Records supplied =
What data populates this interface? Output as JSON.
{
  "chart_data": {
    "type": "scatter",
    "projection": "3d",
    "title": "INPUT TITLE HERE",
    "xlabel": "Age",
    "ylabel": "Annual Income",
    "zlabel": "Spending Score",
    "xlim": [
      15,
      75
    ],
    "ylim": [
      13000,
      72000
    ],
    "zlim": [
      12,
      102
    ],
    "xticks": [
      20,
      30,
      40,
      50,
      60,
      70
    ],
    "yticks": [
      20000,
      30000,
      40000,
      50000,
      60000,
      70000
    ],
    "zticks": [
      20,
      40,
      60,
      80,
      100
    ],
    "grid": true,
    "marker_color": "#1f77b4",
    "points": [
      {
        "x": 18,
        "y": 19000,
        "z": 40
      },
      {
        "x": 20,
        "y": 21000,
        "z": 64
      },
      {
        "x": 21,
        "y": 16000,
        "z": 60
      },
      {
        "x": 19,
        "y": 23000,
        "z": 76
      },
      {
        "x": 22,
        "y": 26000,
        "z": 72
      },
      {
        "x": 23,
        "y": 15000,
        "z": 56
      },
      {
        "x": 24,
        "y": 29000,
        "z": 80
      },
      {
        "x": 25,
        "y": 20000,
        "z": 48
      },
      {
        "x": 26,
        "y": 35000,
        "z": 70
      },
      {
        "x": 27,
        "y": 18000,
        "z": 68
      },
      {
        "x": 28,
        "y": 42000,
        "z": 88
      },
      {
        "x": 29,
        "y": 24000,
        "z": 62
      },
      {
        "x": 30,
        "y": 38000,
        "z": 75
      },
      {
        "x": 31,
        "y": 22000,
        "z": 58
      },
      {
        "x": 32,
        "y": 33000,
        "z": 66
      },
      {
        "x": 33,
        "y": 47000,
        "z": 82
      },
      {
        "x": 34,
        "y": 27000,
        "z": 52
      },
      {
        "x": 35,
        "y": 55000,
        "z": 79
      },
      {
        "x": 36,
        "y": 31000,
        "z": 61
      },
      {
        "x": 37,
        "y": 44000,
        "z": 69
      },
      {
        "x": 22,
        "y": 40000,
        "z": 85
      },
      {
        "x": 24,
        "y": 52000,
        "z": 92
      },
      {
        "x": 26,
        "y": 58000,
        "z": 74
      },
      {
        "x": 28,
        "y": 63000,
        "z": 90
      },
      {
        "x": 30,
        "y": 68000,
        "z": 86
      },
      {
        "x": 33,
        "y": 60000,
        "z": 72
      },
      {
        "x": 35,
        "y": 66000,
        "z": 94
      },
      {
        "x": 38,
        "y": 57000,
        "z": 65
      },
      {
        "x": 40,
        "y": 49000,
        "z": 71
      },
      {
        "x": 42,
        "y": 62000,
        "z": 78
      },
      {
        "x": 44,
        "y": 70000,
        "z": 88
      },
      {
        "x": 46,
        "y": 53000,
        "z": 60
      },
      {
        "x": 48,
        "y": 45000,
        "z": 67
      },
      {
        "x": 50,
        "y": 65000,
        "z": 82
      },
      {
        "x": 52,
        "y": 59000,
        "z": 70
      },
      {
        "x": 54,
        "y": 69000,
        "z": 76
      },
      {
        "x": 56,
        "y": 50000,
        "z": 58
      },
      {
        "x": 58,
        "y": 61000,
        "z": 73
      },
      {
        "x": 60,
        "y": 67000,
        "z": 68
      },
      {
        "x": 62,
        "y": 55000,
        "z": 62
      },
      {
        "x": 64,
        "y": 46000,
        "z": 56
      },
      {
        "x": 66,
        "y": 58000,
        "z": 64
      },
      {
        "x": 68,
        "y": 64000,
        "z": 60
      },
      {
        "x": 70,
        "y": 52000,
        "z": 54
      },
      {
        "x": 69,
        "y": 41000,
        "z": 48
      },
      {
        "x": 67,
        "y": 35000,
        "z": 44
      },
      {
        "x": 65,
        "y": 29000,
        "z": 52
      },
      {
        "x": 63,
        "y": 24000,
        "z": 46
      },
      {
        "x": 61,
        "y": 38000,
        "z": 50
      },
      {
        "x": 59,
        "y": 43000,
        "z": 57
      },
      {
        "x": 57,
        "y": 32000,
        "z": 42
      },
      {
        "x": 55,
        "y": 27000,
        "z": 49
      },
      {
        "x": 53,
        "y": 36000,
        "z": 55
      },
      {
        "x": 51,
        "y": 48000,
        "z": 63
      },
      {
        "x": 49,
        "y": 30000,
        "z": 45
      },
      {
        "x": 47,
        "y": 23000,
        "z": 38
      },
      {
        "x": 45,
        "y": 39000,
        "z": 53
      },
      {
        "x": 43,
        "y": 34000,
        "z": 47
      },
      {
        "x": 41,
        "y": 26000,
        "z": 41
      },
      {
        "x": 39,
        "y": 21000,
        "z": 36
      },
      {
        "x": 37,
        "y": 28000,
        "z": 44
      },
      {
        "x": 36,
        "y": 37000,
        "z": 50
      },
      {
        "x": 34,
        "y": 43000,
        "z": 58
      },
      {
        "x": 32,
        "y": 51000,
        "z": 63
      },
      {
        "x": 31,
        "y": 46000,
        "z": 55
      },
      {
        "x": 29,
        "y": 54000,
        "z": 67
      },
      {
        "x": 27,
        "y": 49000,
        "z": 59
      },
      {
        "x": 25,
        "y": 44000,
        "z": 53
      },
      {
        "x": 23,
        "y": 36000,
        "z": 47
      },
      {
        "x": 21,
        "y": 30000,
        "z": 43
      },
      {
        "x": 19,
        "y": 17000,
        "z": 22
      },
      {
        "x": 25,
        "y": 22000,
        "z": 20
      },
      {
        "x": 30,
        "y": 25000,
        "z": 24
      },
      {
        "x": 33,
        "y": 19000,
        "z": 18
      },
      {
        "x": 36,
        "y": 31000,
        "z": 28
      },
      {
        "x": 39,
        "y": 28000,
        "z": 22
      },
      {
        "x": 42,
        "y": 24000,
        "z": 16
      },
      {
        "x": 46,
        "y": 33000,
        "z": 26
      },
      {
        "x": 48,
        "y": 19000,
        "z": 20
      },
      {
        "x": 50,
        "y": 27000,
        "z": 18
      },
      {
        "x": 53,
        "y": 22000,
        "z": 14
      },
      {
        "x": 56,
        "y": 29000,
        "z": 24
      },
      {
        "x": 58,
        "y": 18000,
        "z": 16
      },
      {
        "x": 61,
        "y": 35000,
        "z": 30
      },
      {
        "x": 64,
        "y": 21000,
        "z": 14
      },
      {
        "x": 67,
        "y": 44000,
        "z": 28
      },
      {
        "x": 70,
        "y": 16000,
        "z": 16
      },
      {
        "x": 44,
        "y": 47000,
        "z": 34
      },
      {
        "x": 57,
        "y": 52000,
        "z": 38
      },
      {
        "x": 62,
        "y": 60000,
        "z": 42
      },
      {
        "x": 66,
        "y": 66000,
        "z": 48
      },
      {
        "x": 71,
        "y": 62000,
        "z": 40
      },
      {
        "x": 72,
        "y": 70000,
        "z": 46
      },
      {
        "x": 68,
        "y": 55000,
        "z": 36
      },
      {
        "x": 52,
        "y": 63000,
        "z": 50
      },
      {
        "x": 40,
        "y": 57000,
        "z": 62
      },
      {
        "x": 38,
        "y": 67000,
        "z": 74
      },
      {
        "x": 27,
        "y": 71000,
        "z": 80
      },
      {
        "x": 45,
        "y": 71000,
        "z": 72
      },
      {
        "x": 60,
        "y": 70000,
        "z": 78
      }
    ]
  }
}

Request = Nothing should be changed: write out all of the data as is.

Correct response =
What data populates this interface? Output as JSON.
{
  "chart_data": {
    "type": "scatter",
    "projection": "3d",
    "title": "INPUT TITLE HERE",
    "xlabel": "Age",
    "ylabel": "Annual Income",
    "zlabel": "Spending Score",
    "xlim": [
      15,
      75
    ],
    "ylim": [
      13000,
      72000
    ],
    "zlim": [
      12,
      102
    ],
    "xticks": [
      20,
      30,
      40,
      50,
      60,
      70
    ],
    "yticks": [
      20000,
      30000,
      40000,
      50000,
      60000,
      70000
    ],
    "zticks": [
      20,
      40,
      60,
      80,
      100
    ],
    "grid": true,
    "marker_color": "#1f77b4",
    "points": [
      {
        "x": 18,
        "y": 19000,
        "z": 40
      },
      {
        "x": 20,
        "y": 21000,
        "z": 64
      },
      {
        "x": 21,
        "y": 16000,
        "z": 60
      },
      {
        "x": 19,
        "y": 23000,
        "z": 76
      },
      {
        "x": 22,
        "y": 26000,
        "z": 72
      },
      {
        "x": 23,
        "y": 15000,
        "z": 56
      },
      {
        "x": 24,
        "y": 29000,
        "z": 80
      },
      {
        "x": 25,
        "y": 20000,
        "z": 48
      },
      {
        "x": 26,
        "y": 35000,
        "z": 70
      },
      {
        "x": 27,
        "y": 18000,
        "z": 68
      },
      {
        "x": 28,
        "y": 42000,
        "z": 88
      },
      {
        "x": 29,
        "y": 24000,
        "z": 62
      },
      {
        "x": 30,
        "y": 38000,
        "z": 75
      },
      {
        "x": 31,
        "y": 22000,
        "z": 58
      },
      {
        "x": 32,
        "y": 33000,
        "z": 66
      },
      {
        "x": 33,
        "y": 47000,
        "z": 82
      },
      {
        "x": 34,
        "y": 27000,
        "z": 52
      },
      {
        "x": 35,
        "y": 55000,
        "z": 79
      },
      {
        "x": 36,
        "y": 31000,
        "z": 61
      },
      {
        "x": 37,
        "y": 44000,
        "z": 69
      },
      {
        "x": 22,
        "y": 40000,
        "z": 85
      },
      {
        "x": 24,
        "y": 52000,
        "z": 92
      },
      {
        "x": 26,
        "y": 58000,
        "z": 74
      },
      {
        "x": 28,
        "y": 63000,
        "z": 90
      },
      {
        "x": 30,
        "y": 68000,
        "z": 86
      },
      {
        "x": 33,
        "y": 60000,
        "z": 72
      },
      {
        "x": 35,
        "y": 66000,
        "z": 94
      },
      {
        "x": 38,
        "y": 57000,
        "z": 65
      },
      {
        "x": 40,
        "y": 49000,
        "z": 71
      },
      {
        "x": 42,
        "y": 62000,
        "z": 78
      },
      {
        "x": 44,
        "y": 70000,
        "z": 88
      },
      {
        "x": 46,
        "y": 53000,
        "z": 60
      },
      {
        "x": 48,
        "y": 45000,
        "z": 67
      },
      {
        "x": 50,
        "y": 65000,
        "z": 82
      },
      {
        "x": 52,
        "y": 59000,
        "z": 70
      },
      {
        "x": 54,
        "y": 69000,
        "z": 76
      },
      {
        "x": 56,
        "y": 50000,
        "z": 58
      },
      {
        "x": 58,
        "y": 61000,
        "z": 73
      },
      {
        "x": 60,
        "y": 67000,
        "z": 68
      },
      {
        "x": 62,
        "y": 55000,
        "z": 62
      },
      {
        "x": 64,
        "y": 46000,
        "z": 56
      },
      {
        "x": 66,
        "y": 58000,
        "z": 64
      },
      {
        "x": 68,
        "y": 64000,
        "z": 60
      },
      {
        "x": 70,
        "y": 52000,
        "z": 54
      },
      {
        "x": 69,
        "y": 41000,
        "z": 48
      },
      {
        "x": 67,
        "y": 35000,
        "z": 44
      },
      {
        "x": 65,
        "y": 29000,
        "z": 52
      },
      {
        "x": 63,
        "y": 24000,
        "z": 46
      },
      {
        "x": 61,
        "y": 38000,
        "z": 50
      },
      {
        "x": 59,
        "y": 43000,
        "z": 57
      },
      {
        "x": 57,
        "y": 32000,
        "z": 42
      },
      {
        "x": 55,
        "y": 27000,
        "z": 49
      },
      {
        "x": 53,
        "y": 36000,
        "z": 55
      },
      {
        "x": 51,
        "y": 48000,
        "z": 63
      },
      {
        "x": 49,
        "y": 30000,
        "z": 45
      },
      {
        "x": 47,
        "y": 23000,
        "z": 38
      },
      {
        "x": 45,
        "y": 39000,
        "z": 53
      },
      {
        "x": 43,
        "y": 34000,
        "z": 47
      },
      {
        "x": 41,
        "y": 26000,
        "z": 41
      },
      {
        "x": 39,
        "y": 21000,
        "z": 36
      },
      {
        "x": 37,
        "y": 28000,
        "z": 44
      },
      {
        "x": 36,
        "y": 37000,
        "z": 50
      },
      {
        "x": 34,
        "y": 43000,
        "z": 58
      },
      {
        "x": 32,
        "y": 51000,
        "z": 63
      },
      {
        "x": 31,
        "y": 46000,
        "z": 55
      },
      {
        "x": 29,
        "y": 54000,
        "z": 67
      },
      {
        "x": 27,
        "y": 49000,
        "z": 59
      },
      {
        "x": 25,
        "y": 44000,
        "z": 53
      },
      {
        "x": 23,
        "y": 36000,
        "z": 47
      },
      {
        "x": 21,
        "y": 30000,
        "z": 43
      },
      {
        "x": 19,
        "y": 17000,
        "z": 22
      },
      {
        "x": 25,
        "y": 22000,
        "z": 20
      },
      {
        "x": 30,
        "y": 25000,
        "z": 24
      },
      {
        "x": 33,
        "y": 19000,
        "z": 18
      },
      {
        "x": 36,
        "y": 31000,
        "z": 28
      },
      {
        "x": 39,
        "y": 28000,
        "z": 22
      },
      {
        "x": 42,
        "y": 24000,
        "z": 16
      },
      {
        "x": 46,
        "y": 33000,
        "z": 26
      },
      {
        "x": 48,
        "y": 19000,
        "z": 20
      },
      {
        "x": 50,
        "y": 27000,
        "z": 18
      },
      {
        "x": 53,
        "y": 22000,
        "z": 14
      },
      {
        "x": 56,
        "y": 29000,
        "z": 24
      },
      {
        "x": 58,
        "y": 18000,
        "z": 16
      },
      {
        "x": 61,
        "y": 35000,
        "z": 30
      },
      {
        "x": 64,
        "y": 21000,
        "z": 14
      },
      {
        "x": 67,
        "y": 44000,
        "z": 28
      },
      {
        "x": 70,
        "y": 16000,
        "z": 16
      },
      {
        "x": 44,
        "y": 47000,
        "z": 34
      },
      {
        "x": 57,
        "y": 52000,
        "z": 38
      },
      {
        "x": 62,
        "y": 60000,
        "z": 42
      },
      {
        "x": 66,
        "y": 66000,
        "z": 48
      },
      {
        "x": 71,
        "y": 62000,
        "z": 40
      },
      {
        "x": 72,
        "y": 70000,
        "z": 46
      },
      {
        "x": 68,
        "y": 55000,
        "z": 36
      },
      {
        "x": 52,
        "y": 63000,
        "z": 50
      },
      {
        "x": 40,
        "y": 57000,
        "z": 62
      },
      {
        "x": 38,
        "y": 67000,
        "z": 74
      },
      {
        "x": 27,
        "y": 71000,
        "z": 80
      },
      {
        "x": 45,
        "y": 71000,
        "z": 72
      },
      {
        "x": 60,
        "y": 70000,
        "z": 78
      }
    ]
  }
}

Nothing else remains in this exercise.